**Exercise brief:**
Count the lines in the items below that contain the string "each". Reply with the number only.

**Given entries:**
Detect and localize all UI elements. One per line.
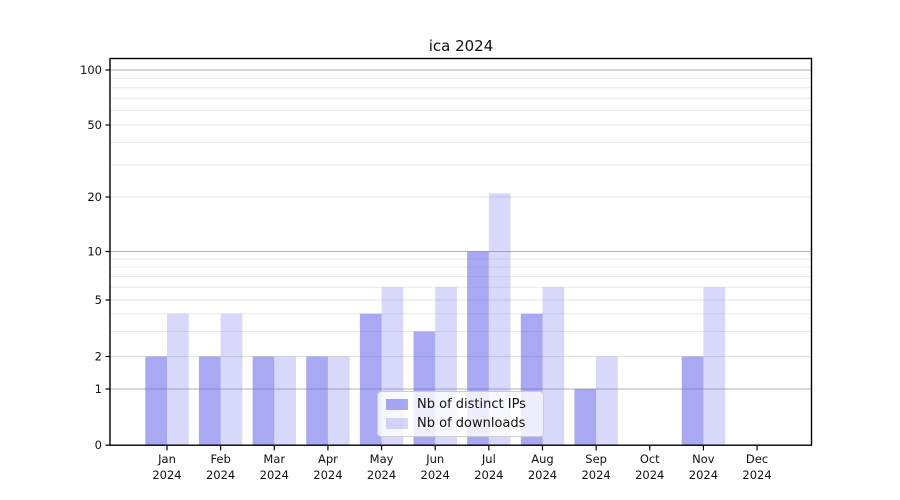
x-tick-label: Nov [692, 452, 715, 466]
y-tick-label: 50 [87, 118, 102, 132]
x-tick-label-year: 2024 [581, 468, 610, 482]
x-tick-label: Jun [425, 452, 444, 466]
x-tick-label: Sep [585, 452, 607, 466]
bar-distinct-ips [198, 356, 221, 446]
x-tick-label: Feb [210, 452, 230, 466]
y-tick-label: 1 [95, 382, 102, 396]
x-tick-label-year: 2024 [152, 468, 181, 482]
x-tick-label-year: 2024 [313, 468, 342, 482]
x-tick-label-year: 2024 [474, 468, 503, 482]
bar-downloads [327, 356, 350, 446]
x-tick-label-year: 2024 [689, 468, 718, 482]
bar-downloads [703, 287, 726, 446]
x-tick-label: Dec [746, 452, 768, 466]
x-tick-label-year: 2024 [367, 468, 396, 482]
x-tick-label: Jul [481, 452, 496, 466]
x-tick-label-year: 2024 [635, 468, 664, 482]
legend-swatch-distinct-ips-icon [386, 399, 408, 410]
legend-entry-downloads: Nb of downloads [386, 416, 543, 431]
x-tick-label: Oct [640, 452, 660, 466]
legend-entry-distinct-ips: Nb of distinct IPs [386, 397, 543, 412]
x-tick-label-year: 2024 [528, 468, 557, 482]
bar-downloads [274, 356, 296, 446]
bar-distinct-ips [145, 356, 167, 446]
bar-downloads [596, 356, 618, 446]
x-tick-label: Jan [157, 452, 176, 466]
bar-downloads [542, 287, 565, 446]
x-tick-label: May [370, 452, 394, 466]
x-tick-label: Mar [263, 452, 285, 466]
x-tick-label-year: 2024 [742, 468, 771, 482]
x-tick-label-year: 2024 [260, 468, 289, 482]
x-tick-label: Apr [318, 452, 338, 466]
y-tick-label: 0 [95, 438, 102, 452]
x-tick-label: Aug [531, 452, 553, 466]
bar-downloads [220, 313, 243, 446]
bar-distinct-ips [359, 313, 382, 446]
legend-label-downloads: Nb of downloads [417, 416, 526, 431]
bar-downloads [167, 313, 189, 446]
bar-distinct-ips [306, 356, 328, 446]
chart-title: ica 2024 [428, 37, 494, 55]
bar-downloads [488, 193, 511, 446]
legend-swatch-downloads-icon [386, 418, 408, 429]
legend: Nb of distinct IPs Nb of downloads [377, 391, 544, 437]
x-tick-label-year: 2024 [421, 468, 450, 482]
bar-distinct-ips [681, 356, 704, 446]
y-tick-label: 5 [95, 293, 102, 307]
y-tick-label: 10 [87, 245, 102, 259]
legend-label-distinct-ips: Nb of distinct IPs [417, 397, 526, 412]
y-tick-label: 2 [95, 350, 102, 364]
y-tick-label: 100 [80, 63, 102, 77]
x-tick-label-year: 2024 [206, 468, 235, 482]
bar-distinct-ips [574, 389, 597, 446]
y-tick-label: 20 [87, 190, 102, 204]
bar-distinct-ips [252, 356, 275, 446]
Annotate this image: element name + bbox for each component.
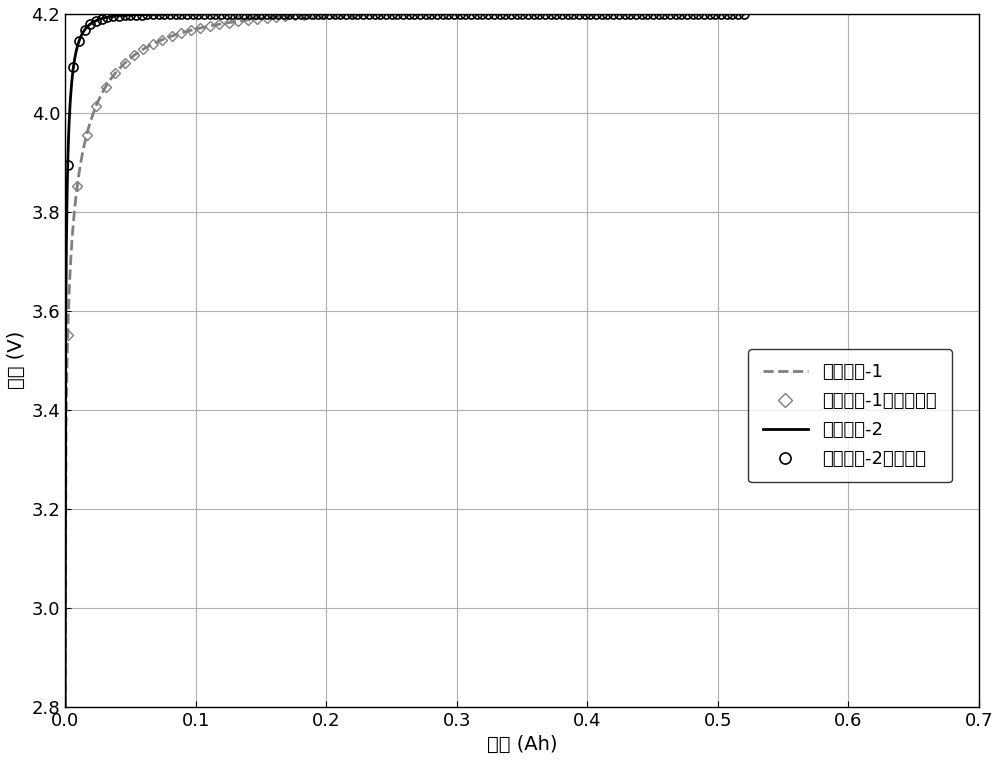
- Legend: 充电曲线-1, 充电曲线-1的估计结果, 充电曲线-2, 充电曲线-2估计结果: 充电曲线-1, 充电曲线-1的估计结果, 充电曲线-2, 充电曲线-2估计结果: [748, 349, 952, 482]
- 充电曲线-2: [601, 9, 613, 18]
- Line: 充电曲线-2: 充电曲线-2: [65, 14, 744, 707]
- 充电曲线-2: [358, 9, 370, 18]
- 充电曲线-2: [334, 9, 346, 18]
- 充电曲线-1: [809, 1, 821, 10]
- 充电曲线-1的估计结果: [999, 0, 1000, 9]
- 充电曲线-1: [473, 4, 485, 13]
- 充电曲线-2估计结果: [528, 9, 540, 18]
- X-axis label: 电量 (Ah): 电量 (Ah): [487, 735, 557, 754]
- Y-axis label: 电压 (V): 电压 (V): [7, 331, 26, 390]
- 充电曲线-1的估计结果: [620, 2, 632, 11]
- 充电曲线-1的估计结果: [279, 11, 291, 21]
- 充电曲线-1: [999, 0, 1000, 9]
- Line: 充电曲线-1: 充电曲线-1: [65, 5, 1000, 707]
- 充电曲线-1: [155, 36, 167, 45]
- 充电曲线-2: [128, 10, 140, 19]
- 充电曲线-1的估计结果: [62, 330, 74, 339]
- 充电曲线-1: [59, 702, 71, 712]
- 充电曲线-2: [738, 9, 750, 18]
- 充电曲线-1的估计结果: [242, 15, 254, 24]
- 充电曲线-2: [59, 702, 71, 712]
- 充电曲线-2估计结果: [596, 9, 608, 18]
- 充电曲线-2: [525, 9, 537, 18]
- 充电曲线-2估计结果: [437, 9, 449, 18]
- 充电曲线-1: [792, 1, 804, 10]
- 充电曲线-2估计结果: [244, 9, 256, 18]
- 充电曲线-1的估计结果: [545, 2, 557, 11]
- 充电曲线-1: [704, 1, 716, 10]
- 充电曲线-2估计结果: [62, 160, 74, 169]
- 充电曲线-2: [588, 9, 600, 18]
- Line: 充电曲线-1的估计结果: 充电曲线-1的估计结果: [64, 1, 1000, 339]
- 充电曲线-1的估计结果: [952, 0, 964, 9]
- 充电曲线-1: [439, 5, 451, 14]
- 充电曲线-2估计结果: [738, 9, 750, 18]
- 充电曲线-2估计结果: [204, 9, 216, 18]
- 充电曲线-1的估计结果: [923, 0, 935, 9]
- 充电曲线-2估计结果: [715, 9, 727, 18]
- Line: 充电曲线-2估计结果: 充电曲线-2估计结果: [63, 9, 748, 169]
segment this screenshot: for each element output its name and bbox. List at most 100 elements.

**Written answer:**
2